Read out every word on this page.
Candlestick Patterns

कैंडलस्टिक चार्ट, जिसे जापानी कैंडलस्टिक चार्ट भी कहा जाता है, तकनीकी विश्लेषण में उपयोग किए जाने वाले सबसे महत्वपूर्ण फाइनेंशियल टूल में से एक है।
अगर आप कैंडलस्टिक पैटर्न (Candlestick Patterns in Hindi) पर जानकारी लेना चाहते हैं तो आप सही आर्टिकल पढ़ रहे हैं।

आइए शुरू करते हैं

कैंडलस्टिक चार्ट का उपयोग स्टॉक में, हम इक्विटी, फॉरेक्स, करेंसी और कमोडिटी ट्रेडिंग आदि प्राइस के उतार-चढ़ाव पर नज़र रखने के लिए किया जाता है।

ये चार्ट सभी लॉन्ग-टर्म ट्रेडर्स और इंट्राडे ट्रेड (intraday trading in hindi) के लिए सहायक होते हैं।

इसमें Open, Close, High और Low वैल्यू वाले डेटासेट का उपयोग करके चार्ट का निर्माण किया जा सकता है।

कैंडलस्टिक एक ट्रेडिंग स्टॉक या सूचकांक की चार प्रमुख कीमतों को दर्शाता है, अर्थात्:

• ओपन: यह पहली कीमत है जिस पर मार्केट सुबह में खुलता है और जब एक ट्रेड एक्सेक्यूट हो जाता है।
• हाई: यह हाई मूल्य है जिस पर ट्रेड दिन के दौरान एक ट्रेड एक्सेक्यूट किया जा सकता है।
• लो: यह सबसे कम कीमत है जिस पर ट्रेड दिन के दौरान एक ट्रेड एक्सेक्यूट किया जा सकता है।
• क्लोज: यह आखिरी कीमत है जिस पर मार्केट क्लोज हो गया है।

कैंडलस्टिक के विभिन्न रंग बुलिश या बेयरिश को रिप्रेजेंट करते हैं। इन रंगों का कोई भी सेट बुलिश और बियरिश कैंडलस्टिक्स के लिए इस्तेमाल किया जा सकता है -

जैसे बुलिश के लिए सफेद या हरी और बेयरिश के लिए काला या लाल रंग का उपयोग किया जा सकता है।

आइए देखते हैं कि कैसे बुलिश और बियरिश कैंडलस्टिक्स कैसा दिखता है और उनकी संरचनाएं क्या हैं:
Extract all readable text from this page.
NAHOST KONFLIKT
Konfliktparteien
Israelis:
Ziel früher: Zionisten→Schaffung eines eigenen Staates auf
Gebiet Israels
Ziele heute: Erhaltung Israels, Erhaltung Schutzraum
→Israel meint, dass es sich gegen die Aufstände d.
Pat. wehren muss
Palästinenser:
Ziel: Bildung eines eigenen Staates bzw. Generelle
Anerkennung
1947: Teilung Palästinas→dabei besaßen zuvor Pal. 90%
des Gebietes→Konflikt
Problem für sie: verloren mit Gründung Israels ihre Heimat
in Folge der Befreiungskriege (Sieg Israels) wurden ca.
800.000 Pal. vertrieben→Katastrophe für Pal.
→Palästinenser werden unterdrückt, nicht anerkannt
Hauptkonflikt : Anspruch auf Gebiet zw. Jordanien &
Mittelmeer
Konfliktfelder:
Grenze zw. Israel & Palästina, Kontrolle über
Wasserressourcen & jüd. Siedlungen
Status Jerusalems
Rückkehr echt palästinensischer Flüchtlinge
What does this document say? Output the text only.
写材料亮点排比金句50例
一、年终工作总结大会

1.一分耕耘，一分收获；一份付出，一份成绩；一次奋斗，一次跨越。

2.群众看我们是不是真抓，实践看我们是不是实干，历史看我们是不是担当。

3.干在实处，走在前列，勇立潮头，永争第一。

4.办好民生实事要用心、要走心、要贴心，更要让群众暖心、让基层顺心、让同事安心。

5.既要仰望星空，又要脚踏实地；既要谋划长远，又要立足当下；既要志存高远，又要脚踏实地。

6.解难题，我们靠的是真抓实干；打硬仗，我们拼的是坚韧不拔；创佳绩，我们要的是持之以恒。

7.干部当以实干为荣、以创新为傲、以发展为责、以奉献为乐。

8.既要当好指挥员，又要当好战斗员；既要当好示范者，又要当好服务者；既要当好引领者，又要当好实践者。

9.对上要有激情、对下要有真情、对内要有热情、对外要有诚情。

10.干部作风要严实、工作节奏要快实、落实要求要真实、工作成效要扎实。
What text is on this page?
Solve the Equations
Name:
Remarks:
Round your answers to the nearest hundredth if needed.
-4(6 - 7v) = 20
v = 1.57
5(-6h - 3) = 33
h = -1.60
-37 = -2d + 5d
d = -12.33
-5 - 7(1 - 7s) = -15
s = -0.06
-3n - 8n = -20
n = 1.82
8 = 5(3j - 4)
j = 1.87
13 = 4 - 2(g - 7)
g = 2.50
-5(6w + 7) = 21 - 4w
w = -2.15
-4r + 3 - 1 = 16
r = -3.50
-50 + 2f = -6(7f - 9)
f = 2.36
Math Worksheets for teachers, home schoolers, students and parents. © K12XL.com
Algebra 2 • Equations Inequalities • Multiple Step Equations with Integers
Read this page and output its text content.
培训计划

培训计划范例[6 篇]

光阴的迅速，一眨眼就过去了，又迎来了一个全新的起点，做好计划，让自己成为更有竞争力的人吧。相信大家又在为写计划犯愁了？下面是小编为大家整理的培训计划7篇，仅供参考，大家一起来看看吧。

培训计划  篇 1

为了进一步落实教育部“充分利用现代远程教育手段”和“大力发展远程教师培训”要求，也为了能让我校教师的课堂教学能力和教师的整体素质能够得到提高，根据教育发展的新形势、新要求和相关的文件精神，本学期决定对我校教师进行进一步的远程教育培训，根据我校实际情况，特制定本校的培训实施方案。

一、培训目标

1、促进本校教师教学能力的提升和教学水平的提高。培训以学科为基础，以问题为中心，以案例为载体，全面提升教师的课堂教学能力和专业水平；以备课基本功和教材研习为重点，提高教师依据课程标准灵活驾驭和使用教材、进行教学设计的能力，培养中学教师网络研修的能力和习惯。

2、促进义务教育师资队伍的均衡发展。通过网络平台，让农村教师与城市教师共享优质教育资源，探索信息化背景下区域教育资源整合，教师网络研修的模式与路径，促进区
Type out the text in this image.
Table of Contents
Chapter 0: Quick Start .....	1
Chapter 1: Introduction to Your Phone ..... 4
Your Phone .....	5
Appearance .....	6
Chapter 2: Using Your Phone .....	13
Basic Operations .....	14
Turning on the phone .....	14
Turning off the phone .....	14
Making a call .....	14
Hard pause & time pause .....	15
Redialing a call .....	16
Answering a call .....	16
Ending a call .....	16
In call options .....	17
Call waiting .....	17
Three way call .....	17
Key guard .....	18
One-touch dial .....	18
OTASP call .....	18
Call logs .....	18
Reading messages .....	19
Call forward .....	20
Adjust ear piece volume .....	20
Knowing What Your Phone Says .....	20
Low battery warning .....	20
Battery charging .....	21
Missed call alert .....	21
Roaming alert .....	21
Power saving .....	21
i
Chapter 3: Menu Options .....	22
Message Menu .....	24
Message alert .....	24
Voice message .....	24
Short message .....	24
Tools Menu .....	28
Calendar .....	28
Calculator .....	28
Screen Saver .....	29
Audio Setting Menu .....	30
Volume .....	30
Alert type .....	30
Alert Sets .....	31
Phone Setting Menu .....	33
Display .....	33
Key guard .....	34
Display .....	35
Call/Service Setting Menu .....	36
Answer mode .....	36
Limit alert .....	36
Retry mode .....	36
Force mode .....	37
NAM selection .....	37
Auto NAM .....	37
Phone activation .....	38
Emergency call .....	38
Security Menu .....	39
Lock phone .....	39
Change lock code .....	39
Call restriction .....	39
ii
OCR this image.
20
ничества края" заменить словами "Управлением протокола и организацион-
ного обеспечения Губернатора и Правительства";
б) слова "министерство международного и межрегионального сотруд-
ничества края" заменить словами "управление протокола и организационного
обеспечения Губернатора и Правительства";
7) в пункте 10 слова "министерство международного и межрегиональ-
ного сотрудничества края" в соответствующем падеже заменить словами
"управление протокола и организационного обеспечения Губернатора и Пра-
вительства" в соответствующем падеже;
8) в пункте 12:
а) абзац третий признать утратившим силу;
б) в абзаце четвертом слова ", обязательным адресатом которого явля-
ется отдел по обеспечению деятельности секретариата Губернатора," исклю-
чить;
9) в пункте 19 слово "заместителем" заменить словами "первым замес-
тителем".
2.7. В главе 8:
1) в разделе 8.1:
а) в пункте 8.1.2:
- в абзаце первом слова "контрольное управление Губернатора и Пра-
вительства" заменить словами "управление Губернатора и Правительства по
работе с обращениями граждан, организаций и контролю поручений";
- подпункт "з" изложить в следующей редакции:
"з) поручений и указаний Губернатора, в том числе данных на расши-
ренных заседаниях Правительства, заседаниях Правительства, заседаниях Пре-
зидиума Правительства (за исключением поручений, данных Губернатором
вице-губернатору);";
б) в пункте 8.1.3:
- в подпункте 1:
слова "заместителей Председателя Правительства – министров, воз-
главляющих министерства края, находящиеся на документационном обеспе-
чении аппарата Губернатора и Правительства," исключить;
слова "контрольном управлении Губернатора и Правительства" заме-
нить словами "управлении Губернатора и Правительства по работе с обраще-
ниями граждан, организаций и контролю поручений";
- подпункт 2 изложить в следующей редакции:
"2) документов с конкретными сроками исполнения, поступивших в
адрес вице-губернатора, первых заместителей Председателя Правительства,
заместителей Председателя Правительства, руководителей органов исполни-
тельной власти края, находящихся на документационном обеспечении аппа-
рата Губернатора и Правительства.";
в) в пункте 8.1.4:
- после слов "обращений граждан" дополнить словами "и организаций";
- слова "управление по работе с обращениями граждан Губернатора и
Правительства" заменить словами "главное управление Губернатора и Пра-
-.-.-
* _Task brief_
Look through the entries above; copy each line where the string "Israels" appears.

* _Task response_
Gebiet Israels
Ziele heute: Erhaltung Israels, Erhaltung Schutzraum
Problem für sie: verloren mit Gründung Israels ihre Heimat
in Folge der Befreiungskriege (Sieg Israels) wurden ca.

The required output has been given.